STORED ROWS »
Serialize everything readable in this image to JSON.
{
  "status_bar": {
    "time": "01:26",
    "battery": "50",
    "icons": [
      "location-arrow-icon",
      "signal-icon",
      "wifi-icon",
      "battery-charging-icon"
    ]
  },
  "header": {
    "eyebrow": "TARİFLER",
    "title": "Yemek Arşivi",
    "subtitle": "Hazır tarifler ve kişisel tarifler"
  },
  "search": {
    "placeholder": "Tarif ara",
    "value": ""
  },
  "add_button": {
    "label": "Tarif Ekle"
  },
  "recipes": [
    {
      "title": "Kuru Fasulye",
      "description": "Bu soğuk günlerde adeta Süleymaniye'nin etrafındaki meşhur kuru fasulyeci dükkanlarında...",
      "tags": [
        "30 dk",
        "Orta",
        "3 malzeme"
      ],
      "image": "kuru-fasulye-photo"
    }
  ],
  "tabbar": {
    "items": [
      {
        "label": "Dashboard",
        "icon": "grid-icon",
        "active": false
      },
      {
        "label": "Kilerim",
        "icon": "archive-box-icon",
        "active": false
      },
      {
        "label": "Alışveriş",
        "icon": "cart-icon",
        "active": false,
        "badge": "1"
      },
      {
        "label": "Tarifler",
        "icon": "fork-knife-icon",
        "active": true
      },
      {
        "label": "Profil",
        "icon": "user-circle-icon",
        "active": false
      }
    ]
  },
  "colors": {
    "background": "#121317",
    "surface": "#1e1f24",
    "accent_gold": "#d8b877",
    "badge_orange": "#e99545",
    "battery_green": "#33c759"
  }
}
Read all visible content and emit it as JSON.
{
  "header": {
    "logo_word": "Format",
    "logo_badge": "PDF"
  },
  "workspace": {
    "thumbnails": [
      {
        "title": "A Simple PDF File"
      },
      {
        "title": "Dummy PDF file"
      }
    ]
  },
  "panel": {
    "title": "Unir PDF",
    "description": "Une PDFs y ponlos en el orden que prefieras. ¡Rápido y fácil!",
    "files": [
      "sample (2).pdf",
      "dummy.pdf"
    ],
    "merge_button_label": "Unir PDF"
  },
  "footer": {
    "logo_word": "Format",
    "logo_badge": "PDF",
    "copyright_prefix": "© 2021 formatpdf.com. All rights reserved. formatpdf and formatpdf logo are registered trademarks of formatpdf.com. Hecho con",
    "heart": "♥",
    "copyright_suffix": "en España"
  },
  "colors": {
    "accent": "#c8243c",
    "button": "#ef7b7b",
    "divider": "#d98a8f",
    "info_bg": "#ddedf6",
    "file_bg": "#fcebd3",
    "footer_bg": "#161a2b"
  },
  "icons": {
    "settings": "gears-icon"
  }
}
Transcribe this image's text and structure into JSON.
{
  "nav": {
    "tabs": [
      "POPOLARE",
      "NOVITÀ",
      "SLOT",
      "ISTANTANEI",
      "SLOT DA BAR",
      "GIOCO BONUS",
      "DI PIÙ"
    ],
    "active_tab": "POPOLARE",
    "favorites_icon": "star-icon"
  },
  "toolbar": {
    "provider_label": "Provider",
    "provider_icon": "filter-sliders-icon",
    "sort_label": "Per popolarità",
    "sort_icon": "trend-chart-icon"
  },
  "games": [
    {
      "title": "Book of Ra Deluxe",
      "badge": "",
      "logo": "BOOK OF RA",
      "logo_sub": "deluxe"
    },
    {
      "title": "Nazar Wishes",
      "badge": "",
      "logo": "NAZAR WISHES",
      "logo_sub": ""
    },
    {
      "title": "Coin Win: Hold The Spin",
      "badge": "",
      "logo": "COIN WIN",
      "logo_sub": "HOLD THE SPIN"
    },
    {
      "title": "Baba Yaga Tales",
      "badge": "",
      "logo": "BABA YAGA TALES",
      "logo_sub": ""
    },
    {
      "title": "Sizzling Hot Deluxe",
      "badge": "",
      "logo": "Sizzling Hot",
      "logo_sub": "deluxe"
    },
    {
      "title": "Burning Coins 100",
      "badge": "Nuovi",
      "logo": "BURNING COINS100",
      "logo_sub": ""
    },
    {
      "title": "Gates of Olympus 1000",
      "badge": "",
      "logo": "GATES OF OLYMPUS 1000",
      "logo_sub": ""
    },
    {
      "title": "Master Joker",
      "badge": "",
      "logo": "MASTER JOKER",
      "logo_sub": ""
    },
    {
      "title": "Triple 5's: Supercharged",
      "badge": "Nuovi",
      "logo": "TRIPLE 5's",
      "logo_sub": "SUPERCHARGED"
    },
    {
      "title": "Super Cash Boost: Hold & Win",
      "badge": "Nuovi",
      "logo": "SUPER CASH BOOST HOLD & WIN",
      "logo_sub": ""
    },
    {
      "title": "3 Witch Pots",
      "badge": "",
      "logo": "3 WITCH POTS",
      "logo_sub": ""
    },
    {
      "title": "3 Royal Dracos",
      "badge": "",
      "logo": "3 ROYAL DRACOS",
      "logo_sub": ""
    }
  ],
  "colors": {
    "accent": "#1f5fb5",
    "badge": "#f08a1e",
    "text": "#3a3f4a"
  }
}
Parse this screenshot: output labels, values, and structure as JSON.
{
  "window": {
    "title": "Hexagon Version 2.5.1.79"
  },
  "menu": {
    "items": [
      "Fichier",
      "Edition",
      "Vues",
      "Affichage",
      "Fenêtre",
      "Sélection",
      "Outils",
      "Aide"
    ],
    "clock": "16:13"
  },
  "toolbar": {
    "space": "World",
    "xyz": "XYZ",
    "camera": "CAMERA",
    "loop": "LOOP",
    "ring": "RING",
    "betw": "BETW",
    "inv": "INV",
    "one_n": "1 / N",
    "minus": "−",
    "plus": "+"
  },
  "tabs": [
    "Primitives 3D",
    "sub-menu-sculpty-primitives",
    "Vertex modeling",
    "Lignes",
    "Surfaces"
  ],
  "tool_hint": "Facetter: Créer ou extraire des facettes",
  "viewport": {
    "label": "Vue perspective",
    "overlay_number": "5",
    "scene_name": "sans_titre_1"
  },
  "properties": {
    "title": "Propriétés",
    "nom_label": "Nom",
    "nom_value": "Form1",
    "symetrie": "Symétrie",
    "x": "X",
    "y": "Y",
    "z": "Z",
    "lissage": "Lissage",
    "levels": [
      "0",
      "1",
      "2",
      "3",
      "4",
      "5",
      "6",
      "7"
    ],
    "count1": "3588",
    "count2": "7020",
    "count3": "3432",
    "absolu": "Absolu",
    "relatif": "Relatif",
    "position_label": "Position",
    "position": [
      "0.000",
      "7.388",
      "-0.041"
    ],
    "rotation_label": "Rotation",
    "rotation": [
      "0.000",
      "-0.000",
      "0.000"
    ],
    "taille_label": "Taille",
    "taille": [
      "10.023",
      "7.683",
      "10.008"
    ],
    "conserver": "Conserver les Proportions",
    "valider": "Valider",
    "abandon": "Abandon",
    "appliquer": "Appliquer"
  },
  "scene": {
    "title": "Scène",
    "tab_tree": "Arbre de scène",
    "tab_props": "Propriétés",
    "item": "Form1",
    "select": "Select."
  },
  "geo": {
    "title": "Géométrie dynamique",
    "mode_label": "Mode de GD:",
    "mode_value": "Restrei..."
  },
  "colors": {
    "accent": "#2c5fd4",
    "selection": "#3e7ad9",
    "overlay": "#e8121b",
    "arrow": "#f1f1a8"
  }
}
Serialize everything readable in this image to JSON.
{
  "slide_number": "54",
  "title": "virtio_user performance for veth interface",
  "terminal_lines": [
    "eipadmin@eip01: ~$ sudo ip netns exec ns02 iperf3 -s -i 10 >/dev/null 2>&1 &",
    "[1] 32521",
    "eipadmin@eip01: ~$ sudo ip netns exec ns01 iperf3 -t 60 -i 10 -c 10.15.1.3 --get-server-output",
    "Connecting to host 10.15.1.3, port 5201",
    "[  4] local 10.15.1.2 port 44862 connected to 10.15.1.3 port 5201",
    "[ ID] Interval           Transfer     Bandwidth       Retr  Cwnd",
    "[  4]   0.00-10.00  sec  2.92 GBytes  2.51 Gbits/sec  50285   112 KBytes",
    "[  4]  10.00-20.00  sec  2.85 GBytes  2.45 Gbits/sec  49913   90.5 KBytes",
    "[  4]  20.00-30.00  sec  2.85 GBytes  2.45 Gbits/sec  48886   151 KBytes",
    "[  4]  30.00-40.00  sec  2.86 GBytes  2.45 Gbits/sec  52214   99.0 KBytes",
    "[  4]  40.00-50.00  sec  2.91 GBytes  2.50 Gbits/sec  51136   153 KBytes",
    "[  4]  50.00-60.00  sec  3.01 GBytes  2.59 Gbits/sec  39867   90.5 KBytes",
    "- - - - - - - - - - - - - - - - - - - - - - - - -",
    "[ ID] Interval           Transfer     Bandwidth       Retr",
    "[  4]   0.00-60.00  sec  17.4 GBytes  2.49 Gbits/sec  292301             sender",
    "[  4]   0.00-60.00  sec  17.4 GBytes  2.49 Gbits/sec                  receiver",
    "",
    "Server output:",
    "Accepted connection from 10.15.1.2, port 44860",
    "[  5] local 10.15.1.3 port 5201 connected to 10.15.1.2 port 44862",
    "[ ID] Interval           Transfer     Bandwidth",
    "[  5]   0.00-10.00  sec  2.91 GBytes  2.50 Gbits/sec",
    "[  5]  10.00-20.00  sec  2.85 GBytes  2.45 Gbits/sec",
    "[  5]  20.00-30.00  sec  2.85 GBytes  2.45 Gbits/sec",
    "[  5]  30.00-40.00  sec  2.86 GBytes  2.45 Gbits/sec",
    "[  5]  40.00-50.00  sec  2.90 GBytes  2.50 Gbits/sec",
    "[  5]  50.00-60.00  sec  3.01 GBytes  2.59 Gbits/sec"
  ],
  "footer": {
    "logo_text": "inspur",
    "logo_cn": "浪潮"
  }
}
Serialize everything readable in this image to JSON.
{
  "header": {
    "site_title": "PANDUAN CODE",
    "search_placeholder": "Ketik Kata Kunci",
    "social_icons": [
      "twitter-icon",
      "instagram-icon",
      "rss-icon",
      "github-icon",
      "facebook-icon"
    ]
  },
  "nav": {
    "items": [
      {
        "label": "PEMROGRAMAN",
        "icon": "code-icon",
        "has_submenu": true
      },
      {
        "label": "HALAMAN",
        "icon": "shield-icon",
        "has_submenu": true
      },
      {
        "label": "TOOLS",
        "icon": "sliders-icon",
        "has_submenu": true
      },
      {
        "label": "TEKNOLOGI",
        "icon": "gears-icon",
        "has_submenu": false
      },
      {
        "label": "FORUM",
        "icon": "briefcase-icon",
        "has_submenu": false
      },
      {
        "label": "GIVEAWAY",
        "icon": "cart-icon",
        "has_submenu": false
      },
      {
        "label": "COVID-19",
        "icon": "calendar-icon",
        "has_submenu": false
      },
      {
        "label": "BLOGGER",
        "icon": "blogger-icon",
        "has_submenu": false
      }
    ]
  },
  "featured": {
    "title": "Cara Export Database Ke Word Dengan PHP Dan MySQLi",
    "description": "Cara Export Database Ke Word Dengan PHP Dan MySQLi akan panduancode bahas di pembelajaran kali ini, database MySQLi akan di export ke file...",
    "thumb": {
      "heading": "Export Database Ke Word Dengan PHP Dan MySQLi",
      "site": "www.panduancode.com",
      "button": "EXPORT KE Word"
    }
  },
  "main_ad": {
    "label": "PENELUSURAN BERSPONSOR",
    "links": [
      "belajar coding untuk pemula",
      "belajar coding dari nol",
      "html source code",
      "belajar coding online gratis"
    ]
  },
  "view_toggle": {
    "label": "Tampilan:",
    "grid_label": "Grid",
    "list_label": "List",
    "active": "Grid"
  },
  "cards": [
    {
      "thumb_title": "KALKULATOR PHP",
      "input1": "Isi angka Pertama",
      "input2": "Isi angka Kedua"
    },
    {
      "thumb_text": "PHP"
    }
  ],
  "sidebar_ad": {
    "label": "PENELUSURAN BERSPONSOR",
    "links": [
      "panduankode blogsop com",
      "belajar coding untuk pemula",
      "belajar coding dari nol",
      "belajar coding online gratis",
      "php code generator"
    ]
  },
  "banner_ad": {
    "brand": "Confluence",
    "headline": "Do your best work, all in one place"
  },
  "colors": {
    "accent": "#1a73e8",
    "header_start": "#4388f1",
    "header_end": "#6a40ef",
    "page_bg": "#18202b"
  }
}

WORK INSTRUCTIONS » Gather from the entries above all lines that include the string "local".

RESPONSE BELOW »
    "[  4] local 10.15.1.2 port 44862 connected to 10.15.1.3 port 5201",
    "[  5] local 10.15.1.3 port 5201 connected to 10.15.1.2 port 44862",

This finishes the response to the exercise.